Requirements: Write the records below out in full, character for character, with no pictures.

(Figure record extracts)
──────

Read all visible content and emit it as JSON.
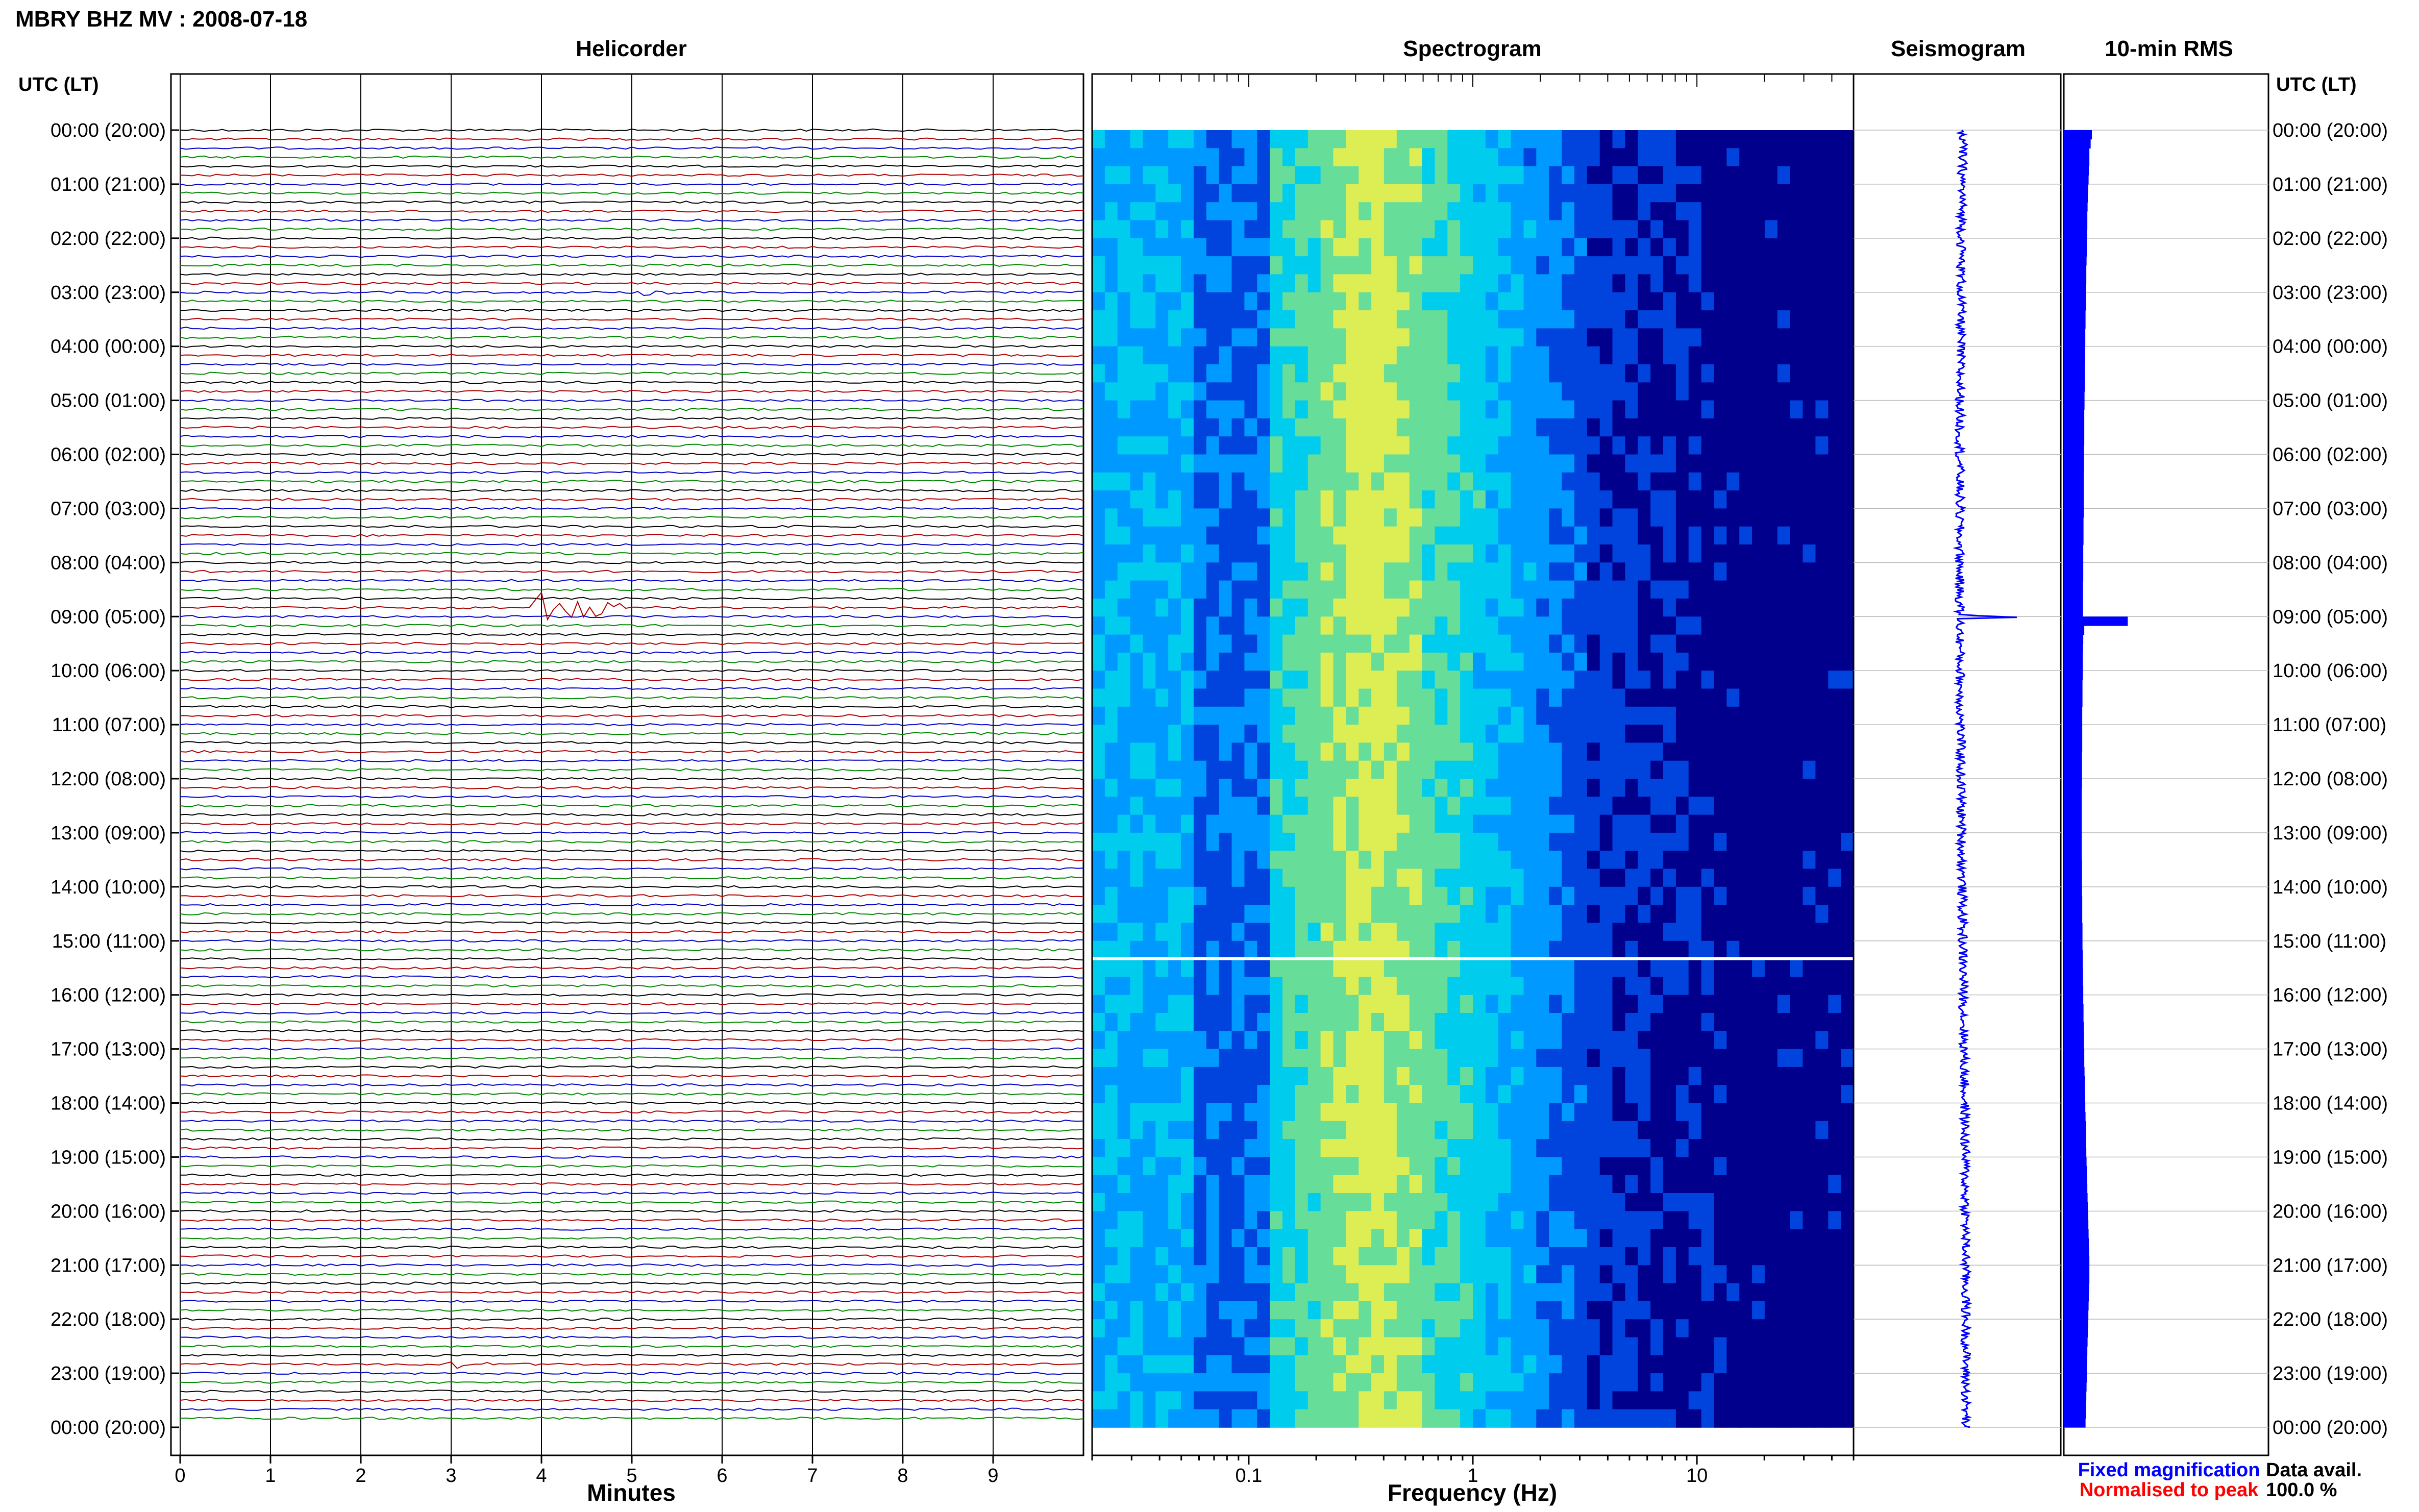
{
  "header": {
    "title": "MBRY BHZ MV : 2008-07-18",
    "panel_titles": [
      "Helicorder",
      "Spectrogram",
      "Seismogram",
      "10-min RMS"
    ],
    "left_axis_caption": "UTC (LT)",
    "right_axis_caption": "UTC (LT)"
  },
  "footer": {
    "helicorder_xlabel": "Minutes",
    "spectrogram_xlabel": "Frequency (Hz)",
    "legend_fixed": "Fixed magnification",
    "legend_normalised": "Normalised to peak",
    "data_avail_label": "Data avail.",
    "data_avail_value": "100.0 %"
  },
  "colors": {
    "trace_cycle": [
      "#000000",
      "#b00000",
      "#0000c8",
      "#008800"
    ],
    "legend_fixed": "#0000ff",
    "legend_normalised": "#ff0000",
    "rms_bar": "#0000ff",
    "seismogram": "#0000ff",
    "spectrogram_scale": [
      "#00008c",
      "#0044dd",
      "#0099ff",
      "#00ccee",
      "#66dd99",
      "#ddee55"
    ]
  },
  "chart_data": [
    {
      "panel": "Helicorder",
      "type": "line",
      "xlabel": "Minutes",
      "xlim": [
        0,
        10
      ],
      "xticks": [
        0,
        1,
        2,
        3,
        4,
        5,
        6,
        7,
        8,
        9
      ],
      "xtick_labels": [
        "0",
        "1",
        "2",
        "3",
        "4",
        "5",
        "6",
        "7",
        "8",
        "9"
      ],
      "y_time_labels": [
        "00:00 (20:00)",
        "01:00 (21:00)",
        "02:00 (22:00)",
        "03:00 (23:00)",
        "04:00 (00:00)",
        "05:00 (01:00)",
        "06:00 (02:00)",
        "07:00 (03:00)",
        "08:00 (04:00)",
        "09:00 (05:00)",
        "10:00 (06:00)",
        "11:00 (07:00)",
        "12:00 (08:00)",
        "13:00 (09:00)",
        "14:00 (10:00)",
        "15:00 (11:00)",
        "16:00 (12:00)",
        "17:00 (13:00)",
        "18:00 (14:00)",
        "19:00 (15:00)",
        "20:00 (16:00)",
        "21:00 (17:00)",
        "22:00 (18:00)",
        "23:00 (19:00)",
        "00:00 (20:00)"
      ],
      "lines_per_hour": 6,
      "hours": 24,
      "events": [
        {
          "hour": 8,
          "line": 5,
          "start_min": 3.9,
          "duration_min": 1.0,
          "amplitude": "large"
        },
        {
          "hour": 3,
          "line": 0,
          "start_min": 5.1,
          "duration_min": 0.5,
          "amplitude": "small"
        },
        {
          "hour": 22,
          "line": 5,
          "start_min": 3.0,
          "duration_min": 0.5,
          "amplitude": "small"
        }
      ]
    },
    {
      "panel": "Spectrogram",
      "type": "heatmap",
      "xlabel": "Frequency (Hz)",
      "xscale": "log",
      "xlim": [
        0.02,
        50
      ],
      "xticks": [
        0.1,
        1,
        10
      ],
      "xtick_labels": [
        "0.1",
        "1",
        "10"
      ],
      "peak_band_hz": [
        0.25,
        0.5
      ],
      "high_freq_rolloff_hz": 15,
      "gap_time_hours": 15.3
    },
    {
      "panel": "Seismogram",
      "type": "line",
      "hours": 24,
      "spike_hour": 9.0
    },
    {
      "panel": "10-min RMS",
      "type": "bar",
      "orientation": "horizontal",
      "hours": 24,
      "values": [
        1.1,
        1.05,
        1.0,
        1.0,
        0.98,
        0.97,
        0.95,
        0.94,
        0.93,
        0.92,
        0.92,
        0.91,
        0.9,
        0.9,
        0.89,
        0.88,
        0.88,
        0.87,
        0.86,
        0.86,
        0.85,
        0.85,
        0.84,
        0.84,
        0.83,
        0.83,
        0.82,
        0.82,
        0.82,
        0.81,
        0.81,
        0.8,
        0.8,
        0.8,
        0.8,
        0.79,
        0.79,
        0.79,
        0.78,
        0.78,
        0.78,
        0.78,
        0.78,
        0.77,
        0.77,
        0.77,
        0.76,
        0.76,
        0.76,
        0.76,
        0.75,
        0.75,
        0.75,
        0.75,
        2.5,
        0.8,
        0.76,
        0.75,
        0.74,
        0.74,
        0.74,
        0.73,
        0.73,
        0.73,
        0.72,
        0.72,
        0.72,
        0.72,
        0.72,
        0.71,
        0.71,
        0.71,
        0.71,
        0.7,
        0.7,
        0.7,
        0.7,
        0.7,
        0.7,
        0.7,
        0.7,
        0.71,
        0.71,
        0.71,
        0.71,
        0.72,
        0.72,
        0.72,
        0.73,
        0.73,
        0.73,
        0.74,
        0.74,
        0.75,
        0.75,
        0.76,
        0.76,
        0.77,
        0.77,
        0.78,
        0.79,
        0.79,
        0.8,
        0.8,
        0.81,
        0.82,
        0.82,
        0.83,
        0.84,
        0.85,
        0.86,
        0.87,
        0.87,
        0.88,
        0.89,
        0.9,
        0.91,
        0.92,
        0.93,
        0.94,
        0.95,
        0.96,
        0.97,
        0.98,
        0.99,
        1.0,
        1.0,
        1.0,
        0.99,
        0.98,
        0.97,
        0.96,
        0.95,
        0.94,
        0.93,
        0.92,
        0.91,
        0.9,
        0.9,
        0.89,
        0.88,
        0.87,
        0.86,
        0.85
      ]
    }
  ]
}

──────

Result:
Read all visible content and emit it as JSON.
{
  "header": {
    "title": "MBRY BHZ MV : 2008-07-18",
    "panel_titles": [
      "Helicorder",
      "Spectrogram",
      "Seismogram",
      "10-min RMS"
    ],
    "left_axis_caption": "UTC (LT)",
    "right_axis_caption": "UTC (LT)"
  },
  "footer": {
    "helicorder_xlabel": "Minutes",
    "spectrogram_xlabel": "Frequency (Hz)",
    "legend_fixed": "Fixed magnification",
    "legend_normalised": "Normalised to peak",
    "data_avail_label": "Data avail.",
    "data_avail_value": "100.0 %"
  },
  "colors": {
    "trace_cycle": [
      "#000000",
      "#b00000",
      "#0000c8",
      "#008800"
    ],
    "legend_fixed": "#0000ff",
    "legend_normalised": "#ff0000",
    "rms_bar": "#0000ff",
    "seismogram": "#0000ff",
    "spectrogram_scale": [
      "#00008c",
      "#0044dd",
      "#0099ff",
      "#00ccee",
      "#66dd99",
      "#ddee55"
    ]
  },
  "chart_data": [
    {
      "panel": "Helicorder",
      "type": "line",
      "xlabel": "Minutes",
      "xlim": [
        0,
        10
      ],
      "xticks": [
        0,
        1,
        2,
        3,
        4,
        5,
        6,
        7,
        8,
        9
      ],
      "xtick_labels": [
        "0",
        "1",
        "2",
        "3",
        "4",
        "5",
        "6",
        "7",
        "8",
        "9"
      ],
      "y_time_labels": [
        "00:00 (20:00)",
        "01:00 (21:00)",
        "02:00 (22:00)",
        "03:00 (23:00)",
        "04:00 (00:00)",
        "05:00 (01:00)",
        "06:00 (02:00)",
        "07:00 (03:00)",
        "08:00 (04:00)",
        "09:00 (05:00)",
        "10:00 (06:00)",
        "11:00 (07:00)",
        "12:00 (08:00)",
        "13:00 (09:00)",
        "14:00 (10:00)",
        "15:00 (11:00)",
        "16:00 (12:00)",
        "17:00 (13:00)",
        "18:00 (14:00)",
        "19:00 (15:00)",
        "20:00 (16:00)",
        "21:00 (17:00)",
        "22:00 (18:00)",
        "23:00 (19:00)",
        "00:00 (20:00)"
      ],
      "lines_per_hour": 6,
      "hours": 24,
      "events": [
        {
          "hour": 8,
          "line": 5,
          "start_min": 3.9,
          "duration_min": 1.0,
          "amplitude": "large"
        },
        {
          "hour": 3,
          "line": 0,
          "start_min": 5.1,
          "duration_min": 0.5,
          "amplitude": "small"
        },
        {
          "hour": 22,
          "line": 5,
          "start_min": 3.0,
          "duration_min": 0.5,
          "amplitude": "small"
        }
      ]
    },
    {
      "panel": "Spectrogram",
      "type": "heatmap",
      "xlabel": "Frequency (Hz)",
      "xscale": "log",
      "xlim": [
        0.02,
        50
      ],
      "xticks": [
        0.1,
        1,
        10
      ],
      "xtick_labels": [
        "0.1",
        "1",
        "10"
      ],
      "peak_band_hz": [
        0.25,
        0.5
      ],
      "high_freq_rolloff_hz": 15,
      "gap_time_hours": 15.3
    },
    {
      "panel": "Seismogram",
      "type": "line",
      "hours": 24,
      "spike_hour": 9.0
    },
    {
      "panel": "10-min RMS",
      "type": "bar",
      "orientation": "horizontal",
      "hours": 24,
      "values": [
        1.1,
        1.05,
        1.0,
        1.0,
        0.98,
        0.97,
        0.95,
        0.94,
        0.93,
        0.92,
        0.92,
        0.91,
        0.9,
        0.9,
        0.89,
        0.88,
        0.88,
        0.87,
        0.86,
        0.86,
        0.85,
        0.85,
        0.84,
        0.84,
        0.83,
        0.83,
        0.82,
        0.82,
        0.82,
        0.81,
        0.81,
        0.8,
        0.8,
        0.8,
        0.8,
        0.79,
        0.79,
        0.79,
        0.78,
        0.78,
        0.78,
        0.78,
        0.78,
        0.77,
        0.77,
        0.77,
        0.76,
        0.76,
        0.76,
        0.76,
        0.75,
        0.75,
        0.75,
        0.75,
        2.5,
        0.8,
        0.76,
        0.75,
        0.74,
        0.74,
        0.74,
        0.73,
        0.73,
        0.73,
        0.72,
        0.72,
        0.72,
        0.72,
        0.72,
        0.71,
        0.71,
        0.71,
        0.71,
        0.7,
        0.7,
        0.7,
        0.7,
        0.7,
        0.7,
        0.7,
        0.7,
        0.71,
        0.71,
        0.71,
        0.71,
        0.72,
        0.72,
        0.72,
        0.73,
        0.73,
        0.73,
        0.74,
        0.74,
        0.75,
        0.75,
        0.76,
        0.76,
        0.77,
        0.77,
        0.78,
        0.79,
        0.79,
        0.8,
        0.8,
        0.81,
        0.82,
        0.82,
        0.83,
        0.84,
        0.85,
        0.86,
        0.87,
        0.87,
        0.88,
        0.89,
        0.9,
        0.91,
        0.92,
        0.93,
        0.94,
        0.95,
        0.96,
        0.97,
        0.98,
        0.99,
        1.0,
        1.0,
        1.0,
        0.99,
        0.98,
        0.97,
        0.96,
        0.95,
        0.94,
        0.93,
        0.92,
        0.91,
        0.9,
        0.9,
        0.89,
        0.88,
        0.87,
        0.86,
        0.85
      ]
    }
  ]
}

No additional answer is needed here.